**Task instructions**
Emit only the lines from the line containing "OCR this image." through the last line of the entries, unchanged.

**Dataset rows**

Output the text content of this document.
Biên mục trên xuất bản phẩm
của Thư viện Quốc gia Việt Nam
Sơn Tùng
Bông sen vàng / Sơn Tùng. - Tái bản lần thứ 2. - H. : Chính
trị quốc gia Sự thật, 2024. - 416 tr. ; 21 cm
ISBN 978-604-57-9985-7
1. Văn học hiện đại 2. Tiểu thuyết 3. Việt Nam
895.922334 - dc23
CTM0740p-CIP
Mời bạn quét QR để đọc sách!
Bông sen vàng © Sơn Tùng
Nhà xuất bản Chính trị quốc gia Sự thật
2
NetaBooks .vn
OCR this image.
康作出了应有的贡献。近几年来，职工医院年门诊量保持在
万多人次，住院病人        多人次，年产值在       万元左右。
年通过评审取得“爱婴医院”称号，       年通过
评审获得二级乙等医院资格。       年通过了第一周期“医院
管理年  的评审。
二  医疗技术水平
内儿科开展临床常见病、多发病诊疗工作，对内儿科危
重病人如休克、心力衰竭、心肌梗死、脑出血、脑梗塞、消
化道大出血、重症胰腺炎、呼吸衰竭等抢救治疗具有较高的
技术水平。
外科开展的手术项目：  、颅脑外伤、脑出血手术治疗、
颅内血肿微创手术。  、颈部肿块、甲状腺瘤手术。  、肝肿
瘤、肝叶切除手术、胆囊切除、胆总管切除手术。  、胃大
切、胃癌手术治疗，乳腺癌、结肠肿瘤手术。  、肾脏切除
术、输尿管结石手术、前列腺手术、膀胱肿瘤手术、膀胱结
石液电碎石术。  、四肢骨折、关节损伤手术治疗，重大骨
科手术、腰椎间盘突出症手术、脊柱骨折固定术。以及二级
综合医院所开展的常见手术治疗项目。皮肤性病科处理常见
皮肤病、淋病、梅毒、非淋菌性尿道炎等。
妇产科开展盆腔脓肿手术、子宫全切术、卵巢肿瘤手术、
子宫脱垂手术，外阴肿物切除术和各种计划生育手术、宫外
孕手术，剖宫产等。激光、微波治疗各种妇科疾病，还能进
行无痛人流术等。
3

**Complete response**
OCR this image.
康作出了应有的贡献。近几年来，职工医院年门诊量保持在
万多人次，住院病人        多人次，年产值在       万元左右。
年通过评审取得“爱婴医院”称号，       年通过
评审获得二级乙等医院资格。       年通过了第一周期“医院
管理年  的评审。
二  医疗技术水平
内儿科开展临床常见病、多发病诊疗工作，对内儿科危
重病人如休克、心力衰竭、心肌梗死、脑出血、脑梗塞、消
化道大出血、重症胰腺炎、呼吸衰竭等抢救治疗具有较高的
技术水平。
外科开展的手术项目：  、颅脑外伤、脑出血手术治疗、
颅内血肿微创手术。  、颈部肿块、甲状腺瘤手术。  、肝肿
瘤、肝叶切除手术、胆囊切除、胆总管切除手术。  、胃大
切、胃癌手术治疗，乳腺癌、结肠肿瘤手术。  、肾脏切除
术、输尿管结石手术、前列腺手术、膀胱肿瘤手术、膀胱结
石液电碎石术。  、四肢骨折、关节损伤手术治疗，重大骨
科手术、腰椎间盘突出症手术、脊柱骨折固定术。以及二级
综合医院所开展的常见手术治疗项目。皮肤性病科处理常见
皮肤病、淋病、梅毒、非淋菌性尿道炎等。
妇产科开展盆腔脓肿手术、子宫全切术、卵巢肿瘤手术、
子宫脱垂手术，外阴肿物切除术和各种计划生育手术、宫外
孕手术，剖宫产等。激光、微波治疗各种妇科疾病，还能进
行无痛人流术等。
3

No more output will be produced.